→ **Extracted data entries**
--------------------

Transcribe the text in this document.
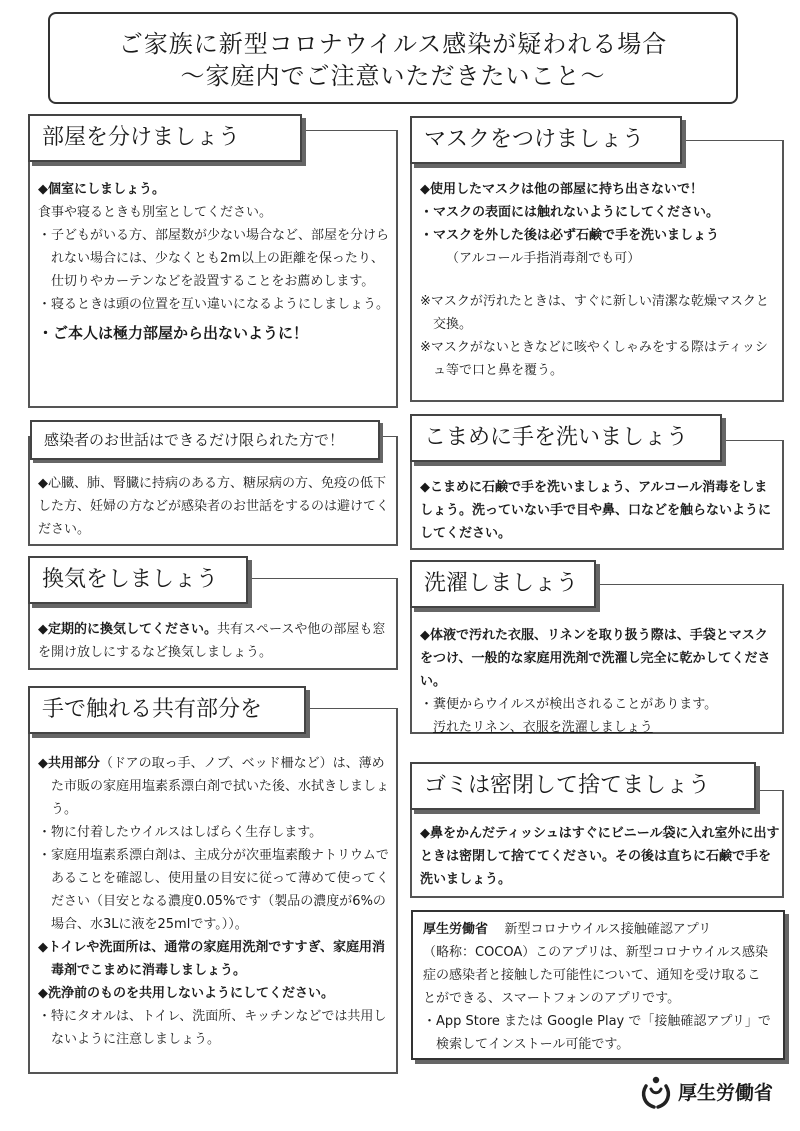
ご家族に新型コロナウイルス感染が疑われる場合
～家庭内でご注意いただきたいこと～
部屋を分けましょう

◆個室にしましょう。

食事や寝るときも別室としてください。

・子どもがいる方、部屋数が少ない場合など、部屋を分けられない場合には、少なくとも2m以上の距離を保ったり、仕切りやカーテンなどを設置することをお薦めします。

・寝るときは頭の位置を互い違いになるようにしましょう。

・ご本人は極力部屋から出ないように！

マスクをつけましょう

◆使用したマスクは他の部屋に持ち出さないで！

・マスクの表面には触れないようにしてください。

・マスクを外した後は必ず石鹸で手を洗いましょう

（アルコール手指消毒剤でも可）

※マスクが汚れたときは、すぐに新しい清潔な乾燥マスクと交換。

※マスクがないときなどに咳やくしゃみをする際はティッシュ等で口と鼻を覆う。

感染者のお世話はできるだけ限られた方で！

◆心臓、肺、腎臓に持病のある方、糖尿病の方、免疫の低下した方、妊婦の方などが感染者のお世話をするのは避けてください。

こまめに手を洗いましょう

◆こまめに石鹸で手を洗いましょう、アルコール消毒をしましょう。洗っていない手で目や鼻、口などを触らないようにしてください。

換気をしましょう

◆定期的に換気してください。共有スペースや他の部屋も窓を開け放しにするなど換気しましょう。

洗濯しましょう

◆体液で汚れた衣服、リネンを取り扱う際は、手袋とマスクをつけ、一般的な家庭用洗剤で洗濯し完全に乾かしてください。

・糞便からウイルスが検出されることがあります。

汚れたリネン、衣服を洗濯しましょう

手で触れる共有部分を

◆共用部分（ドアの取っ手、ノブ、ベッド柵など）は、薄めた市販の家庭用塩素系漂白剤で拭いた後、水拭きしましょう。

・物に付着したウイルスはしばらく生存します。

・家庭用塩素系漂白剤は、主成分が次亜塩素酸ナトリウムであることを確認し、使用量の目安に従って薄めて使ってください（目安となる濃度0.05%です（製品の濃度が6%の場合、水3Lに液を25mlです。））。

◆トイレや洗面所は、通常の家庭用洗剤ですすぎ、家庭用消毒剤でこまめに消毒しましょう。

◆洗浄前のものを共用しないようにしてください。

・特にタオルは、トイレ、洗面所、キッチンなどでは共用しないように注意しましょう。

ゴミは密閉して捨てましょう

◆鼻をかんだティッシュはすぐにビニール袋に入れ室外に出すときは密閉して捨ててください。その後は直ちに石鹸で手を洗いましょう。

厚生労働省 新型コロナウイルス接触確認アプリ

（略称：COCOA）このアプリは、新型コロナウイルス感染症の感染者と接触した可能性について、通知を受け取ることができる、スマートフォンのアプリです。

・App Store または Google Play で「接触確認アプリ」で検索してインストール可能です。

厚生労働省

--------------------

→ **STATED TASK**
Repeat the records above exactly, omitting every picture.

→ **OUTPUT OF THE EXERCISE**
Transcribe the text in this document.
ご家族に新型コロナウイルス感染が疑われる場合
～家庭内でご注意いただきたいこと～
部屋を分けましょう

◆個室にしましょう。

食事や寝るときも別室としてください。

・子どもがいる方、部屋数が少ない場合など、部屋を分けられない場合には、少なくとも2m以上の距離を保ったり、仕切りやカーテンなどを設置することをお薦めします。

・寝るときは頭の位置を互い違いになるようにしましょう。

・ご本人は極力部屋から出ないように！

マスクをつけましょう

◆使用したマスクは他の部屋に持ち出さないで！

・マスクの表面には触れないようにしてください。

・マスクを外した後は必ず石鹸で手を洗いましょう

（アルコール手指消毒剤でも可）

※マスクが汚れたときは、すぐに新しい清潔な乾燥マスクと交換。

※マスクがないときなどに咳やくしゃみをする際はティッシュ等で口と鼻を覆う。

感染者のお世話はできるだけ限られた方で！

◆心臓、肺、腎臓に持病のある方、糖尿病の方、免疫の低下した方、妊婦の方などが感染者のお世話をするのは避けてください。

こまめに手を洗いましょう

◆こまめに石鹸で手を洗いましょう、アルコール消毒をしましょう。洗っていない手で目や鼻、口などを触らないようにしてください。

換気をしましょう

◆定期的に換気してください。共有スペースや他の部屋も窓を開け放しにするなど換気しましょう。

洗濯しましょう

◆体液で汚れた衣服、リネンを取り扱う際は、手袋とマスクをつけ、一般的な家庭用洗剤で洗濯し完全に乾かしてください。

・糞便からウイルスが検出されることがあります。

汚れたリネン、衣服を洗濯しましょう

手で触れる共有部分を

◆共用部分（ドアの取っ手、ノブ、ベッド柵など）は、薄めた市販の家庭用塩素系漂白剤で拭いた後、水拭きしましょう。

・物に付着したウイルスはしばらく生存します。

・家庭用塩素系漂白剤は、主成分が次亜塩素酸ナトリウムであることを確認し、使用量の目安に従って薄めて使ってください（目安となる濃度0.05%です（製品の濃度が6%の場合、水3Lに液を25mlです。））。

◆トイレや洗面所は、通常の家庭用洗剤ですすぎ、家庭用消毒剤でこまめに消毒しましょう。

◆洗浄前のものを共用しないようにしてください。

・特にタオルは、トイレ、洗面所、キッチンなどでは共用しないように注意しましょう。

ゴミは密閉して捨てましょう

◆鼻をかんだティッシュはすぐにビニール袋に入れ室外に出すときは密閉して捨ててください。その後は直ちに石鹸で手を洗いましょう。

厚生労働省 新型コロナウイルス接触確認アプリ

（略称：COCOA）このアプリは、新型コロナウイルス感染症の感染者と接触した可能性について、通知を受け取ることができる、スマートフォンのアプリです。

・App Store または Google Play で「接触確認アプリ」で検索してインストール可能です。

厚生労働省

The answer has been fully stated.